Saved data entries:
## begin

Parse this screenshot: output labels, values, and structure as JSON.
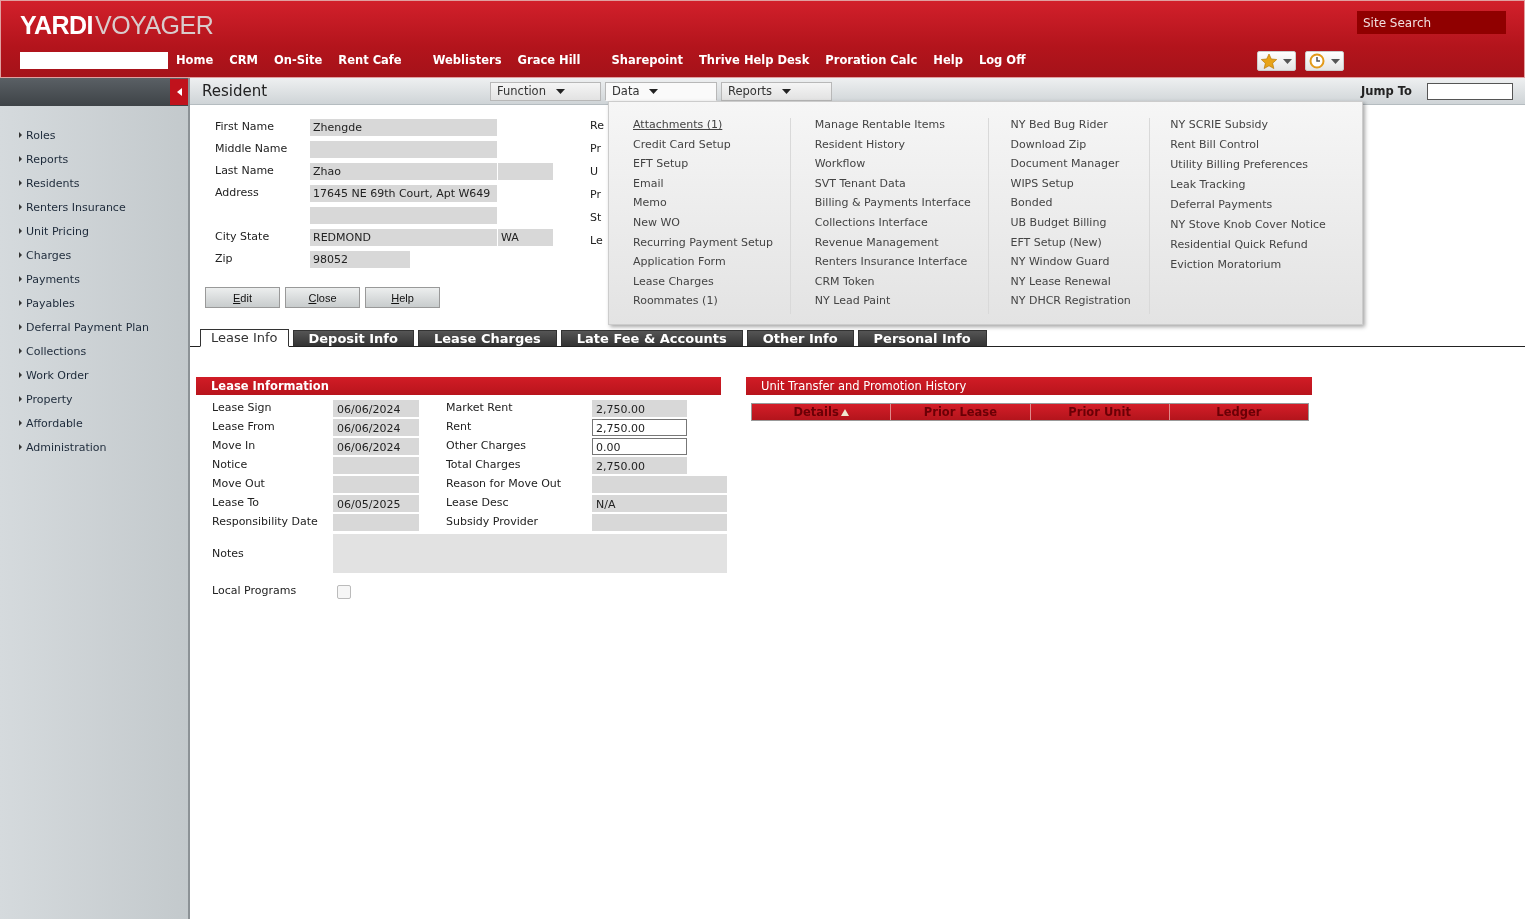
{
  "header": {
    "logo": {
      "primary": "YARDI",
      "secondary": "VOYAGER"
    },
    "nav": [
      "Home",
      "CRM",
      "On-Site",
      "Rent Cafe",
      "Weblisters",
      "Grace Hill",
      "Sharepoint",
      "Thrive Help Desk",
      "Proration Calc",
      "Help",
      "Log Off"
    ],
    "site_search": {
      "placeholder": "Site Search"
    }
  },
  "sidebar": {
    "items": [
      "Roles",
      "Reports",
      "Residents",
      "Renters Insurance",
      "Unit Pricing",
      "Charges",
      "Payments",
      "Payables",
      "Deferral Payment Plan",
      "Collections",
      "Work Order",
      "Property",
      "Affordable",
      "Administration"
    ]
  },
  "toolbar": {
    "title": "Resident",
    "menus": [
      {
        "label": "Function",
        "selected": false
      },
      {
        "label": "Data",
        "selected": true
      },
      {
        "label": "Reports",
        "selected": false
      }
    ],
    "jump_to": {
      "label": "Jump To"
    }
  },
  "resident": {
    "fields": [
      {
        "label": "First Name",
        "value": "Zhengde",
        "kind": "wide"
      },
      {
        "label": "Middle Name",
        "kind": "wide"
      },
      {
        "label": "Last Name",
        "value": "Zhao",
        "kind": "split"
      },
      {
        "label": "Address",
        "value": "17645 NE 69th Court, Apt W649",
        "kind": "wide"
      },
      {
        "kind": "wide"
      },
      {
        "label": "City State",
        "value": "REDMOND",
        "extra": "WA",
        "kind": "split"
      },
      {
        "label": "Zip",
        "value": "98052",
        "kind": "short"
      }
    ],
    "side_labels": [
      "Re",
      "Pr",
      "U",
      "Pr",
      "St",
      "Le"
    ],
    "buttons": [
      "Edit",
      "Close",
      "Help"
    ]
  },
  "tabs": [
    {
      "label": "Lease Info",
      "selected": true
    },
    {
      "label": "Deposit Info",
      "selected": false
    },
    {
      "label": "Lease Charges",
      "selected": false
    },
    {
      "label": "Late Fee & Accounts",
      "selected": false
    },
    {
      "label": "Other Info",
      "selected": false
    },
    {
      "label": "Personal Info",
      "selected": false
    }
  ],
  "lease_information": {
    "title": "Lease Information",
    "left": [
      {
        "label": "Lease Sign",
        "value": "06/06/2024"
      },
      {
        "label": "Lease From",
        "value": "06/06/2024"
      },
      {
        "label": "Move In",
        "value": "06/06/2024"
      },
      {
        "label": "Notice"
      },
      {
        "label": "Move Out"
      },
      {
        "label": "Lease To",
        "value": "06/05/2025"
      },
      {
        "label": "Responsibility Date"
      }
    ],
    "right": [
      {
        "label": "Market Rent",
        "value": "2,750.00",
        "editable": false,
        "kind": "short"
      },
      {
        "label": "Rent",
        "value": "2,750.00",
        "editable": true,
        "kind": "short"
      },
      {
        "label": "Other Charges",
        "value": "0.00",
        "editable": true,
        "kind": "short"
      },
      {
        "label": "Total Charges",
        "value": "2,750.00",
        "editable": false,
        "kind": "short"
      },
      {
        "label": "Reason for Move Out",
        "editable": false,
        "kind": "wide"
      },
      {
        "label": "Lease Desc",
        "value": "N/A",
        "editable": false,
        "kind": "wide"
      },
      {
        "label": "Subsidy Provider",
        "editable": false,
        "kind": "wide"
      }
    ],
    "notes": {
      "label": "Notes"
    },
    "local_programs": {
      "label": "Local Programs",
      "checked": false
    }
  },
  "unit_transfer": {
    "title": "Unit Transfer and Promotion History",
    "columns": [
      {
        "label": "Details",
        "sorted": true
      },
      {
        "label": "Prior Lease",
        "sorted": false
      },
      {
        "label": "Prior Unit",
        "sorted": false
      },
      {
        "label": "Ledger",
        "sorted": false
      }
    ]
  },
  "data_menu": {
    "columns": [
      [
        {
          "label": "Attachments (1)",
          "hovered": true
        },
        {
          "label": "Credit Card Setup",
          "hovered": false
        },
        {
          "label": "EFT Setup",
          "hovered": false
        },
        {
          "label": "Email",
          "hovered": false
        },
        {
          "label": "Memo",
          "hovered": false
        },
        {
          "label": "New WO",
          "hovered": false
        },
        {
          "label": "Recurring Payment Setup",
          "hovered": false
        },
        {
          "label": "Application Form",
          "hovered": false
        },
        {
          "label": "Lease Charges",
          "hovered": false
        },
        {
          "label": "Roommates (1)",
          "hovered": false
        }
      ],
      [
        {
          "label": "Manage Rentable Items",
          "hovered": false
        },
        {
          "label": "Resident History",
          "hovered": false
        },
        {
          "label": "Workflow",
          "hovered": false
        },
        {
          "label": "SVT Tenant Data",
          "hovered": false
        },
        {
          "label": "Billing & Payments Interface",
          "hovered": false
        },
        {
          "label": "Collections Interface",
          "hovered": false
        },
        {
          "label": "Revenue Management",
          "hovered": false
        },
        {
          "label": "Renters Insurance Interface",
          "hovered": false
        },
        {
          "label": "CRM Token",
          "hovered": false
        },
        {
          "label": "NY Lead Paint",
          "hovered": false
        }
      ],
      [
        {
          "label": "NY Bed Bug Rider",
          "hovered": false
        },
        {
          "label": "Download Zip",
          "hovered": false
        },
        {
          "label": "Document Manager",
          "hovered": false
        },
        {
          "label": "WIPS Setup",
          "hovered": false
        },
        {
          "label": "Bonded",
          "hovered": false
        },
        {
          "label": "UB Budget Billing",
          "hovered": false
        },
        {
          "label": "EFT Setup (New)",
          "hovered": false
        },
        {
          "label": "NY Window Guard",
          "hovered": false
        },
        {
          "label": "NY Lease Renewal",
          "hovered": false
        },
        {
          "label": "NY DHCR Registration",
          "hovered": false
        }
      ],
      [
        {
          "label": "NY SCRIE Subsidy",
          "hovered": false
        },
        {
          "label": "Rent Bill Control",
          "hovered": false
        },
        {
          "label": "Utility Billing Preferences",
          "hovered": false
        },
        {
          "label": "Leak Tracking",
          "hovered": false
        },
        {
          "label": "Deferral Payments",
          "hovered": false
        },
        {
          "label": "NY Stove Knob Cover Notice",
          "hovered": false
        },
        {
          "label": "Residential Quick Refund",
          "hovered": false
        },
        {
          "label": "Eviction Moratorium",
          "hovered": false
        }
      ]
    ]
  }
}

## end

▶ _WHAT YOU SHOULD DO_
Transcribe all the lines above exactly, apart from the pictures.

▶ _WRITTEN SOLUTION_
Parse this screenshot: output labels, values, and structure as JSON.
{
  "header": {
    "logo": {
      "primary": "YARDI",
      "secondary": "VOYAGER"
    },
    "nav": [
      "Home",
      "CRM",
      "On-Site",
      "Rent Cafe",
      "Weblisters",
      "Grace Hill",
      "Sharepoint",
      "Thrive Help Desk",
      "Proration Calc",
      "Help",
      "Log Off"
    ],
    "site_search": {
      "placeholder": "Site Search"
    }
  },
  "sidebar": {
    "items": [
      "Roles",
      "Reports",
      "Residents",
      "Renters Insurance",
      "Unit Pricing",
      "Charges",
      "Payments",
      "Payables",
      "Deferral Payment Plan",
      "Collections",
      "Work Order",
      "Property",
      "Affordable",
      "Administration"
    ]
  },
  "toolbar": {
    "title": "Resident",
    "menus": [
      {
        "label": "Function",
        "selected": false
      },
      {
        "label": "Data",
        "selected": true
      },
      {
        "label": "Reports",
        "selected": false
      }
    ],
    "jump_to": {
      "label": "Jump To"
    }
  },
  "resident": {
    "fields": [
      {
        "label": "First Name",
        "value": "Zhengde",
        "kind": "wide"
      },
      {
        "label": "Middle Name",
        "kind": "wide"
      },
      {
        "label": "Last Name",
        "value": "Zhao",
        "kind": "split"
      },
      {
        "label": "Address",
        "value": "17645 NE 69th Court, Apt W649",
        "kind": "wide"
      },
      {
        "kind": "wide"
      },
      {
        "label": "City State",
        "value": "REDMOND",
        "extra": "WA",
        "kind": "split"
      },
      {
        "label": "Zip",
        "value": "98052",
        "kind": "short"
      }
    ],
    "side_labels": [
      "Re",
      "Pr",
      "U",
      "Pr",
      "St",
      "Le"
    ],
    "buttons": [
      "Edit",
      "Close",
      "Help"
    ]
  },
  "tabs": [
    {
      "label": "Lease Info",
      "selected": true
    },
    {
      "label": "Deposit Info",
      "selected": false
    },
    {
      "label": "Lease Charges",
      "selected": false
    },
    {
      "label": "Late Fee & Accounts",
      "selected": false
    },
    {
      "label": "Other Info",
      "selected": false
    },
    {
      "label": "Personal Info",
      "selected": false
    }
  ],
  "lease_information": {
    "title": "Lease Information",
    "left": [
      {
        "label": "Lease Sign",
        "value": "06/06/2024"
      },
      {
        "label": "Lease From",
        "value": "06/06/2024"
      },
      {
        "label": "Move In",
        "value": "06/06/2024"
      },
      {
        "label": "Notice"
      },
      {
        "label": "Move Out"
      },
      {
        "label": "Lease To",
        "value": "06/05/2025"
      },
      {
        "label": "Responsibility Date"
      }
    ],
    "right": [
      {
        "label": "Market Rent",
        "value": "2,750.00",
        "editable": false,
        "kind": "short"
      },
      {
        "label": "Rent",
        "value": "2,750.00",
        "editable": true,
        "kind": "short"
      },
      {
        "label": "Other Charges",
        "value": "0.00",
        "editable": true,
        "kind": "short"
      },
      {
        "label": "Total Charges",
        "value": "2,750.00",
        "editable": false,
        "kind": "short"
      },
      {
        "label": "Reason for Move Out",
        "editable": false,
        "kind": "wide"
      },
      {
        "label": "Lease Desc",
        "value": "N/A",
        "editable": false,
        "kind": "wide"
      },
      {
        "label": "Subsidy Provider",
        "editable": false,
        "kind": "wide"
      }
    ],
    "notes": {
      "label": "Notes"
    },
    "local_programs": {
      "label": "Local Programs",
      "checked": false
    }
  },
  "unit_transfer": {
    "title": "Unit Transfer and Promotion History",
    "columns": [
      {
        "label": "Details",
        "sorted": true
      },
      {
        "label": "Prior Lease",
        "sorted": false
      },
      {
        "label": "Prior Unit",
        "sorted": false
      },
      {
        "label": "Ledger",
        "sorted": false
      }
    ]
  },
  "data_menu": {
    "columns": [
      [
        {
          "label": "Attachments (1)",
          "hovered": true
        },
        {
          "label": "Credit Card Setup",
          "hovered": false
        },
        {
          "label": "EFT Setup",
          "hovered": false
        },
        {
          "label": "Email",
          "hovered": false
        },
        {
          "label": "Memo",
          "hovered": false
        },
        {
          "label": "New WO",
          "hovered": false
        },
        {
          "label": "Recurring Payment Setup",
          "hovered": false
        },
        {
          "label": "Application Form",
          "hovered": false
        },
        {
          "label": "Lease Charges",
          "hovered": false
        },
        {
          "label": "Roommates (1)",
          "hovered": false
        }
      ],
      [
        {
          "label": "Manage Rentable Items",
          "hovered": false
        },
        {
          "label": "Resident History",
          "hovered": false
        },
        {
          "label": "Workflow",
          "hovered": false
        },
        {
          "label": "SVT Tenant Data",
          "hovered": false
        },
        {
          "label": "Billing & Payments Interface",
          "hovered": false
        },
        {
          "label": "Collections Interface",
          "hovered": false
        },
        {
          "label": "Revenue Management",
          "hovered": false
        },
        {
          "label": "Renters Insurance Interface",
          "hovered": false
        },
        {
          "label": "CRM Token",
          "hovered": false
        },
        {
          "label": "NY Lead Paint",
          "hovered": false
        }
      ],
      [
        {
          "label": "NY Bed Bug Rider",
          "hovered": false
        },
        {
          "label": "Download Zip",
          "hovered": false
        },
        {
          "label": "Document Manager",
          "hovered": false
        },
        {
          "label": "WIPS Setup",
          "hovered": false
        },
        {
          "label": "Bonded",
          "hovered": false
        },
        {
          "label": "UB Budget Billing",
          "hovered": false
        },
        {
          "label": "EFT Setup (New)",
          "hovered": false
        },
        {
          "label": "NY Window Guard",
          "hovered": false
        },
        {
          "label": "NY Lease Renewal",
          "hovered": false
        },
        {
          "label": "NY DHCR Registration",
          "hovered": false
        }
      ],
      [
        {
          "label": "NY SCRIE Subsidy",
          "hovered": false
        },
        {
          "label": "Rent Bill Control",
          "hovered": false
        },
        {
          "label": "Utility Billing Preferences",
          "hovered": false
        },
        {
          "label": "Leak Tracking",
          "hovered": false
        },
        {
          "label": "Deferral Payments",
          "hovered": false
        },
        {
          "label": "NY Stove Knob Cover Notice",
          "hovered": false
        },
        {
          "label": "Residential Quick Refund",
          "hovered": false
        },
        {
          "label": "Eviction Moratorium",
          "hovered": false
        }
      ]
    ]
  }
}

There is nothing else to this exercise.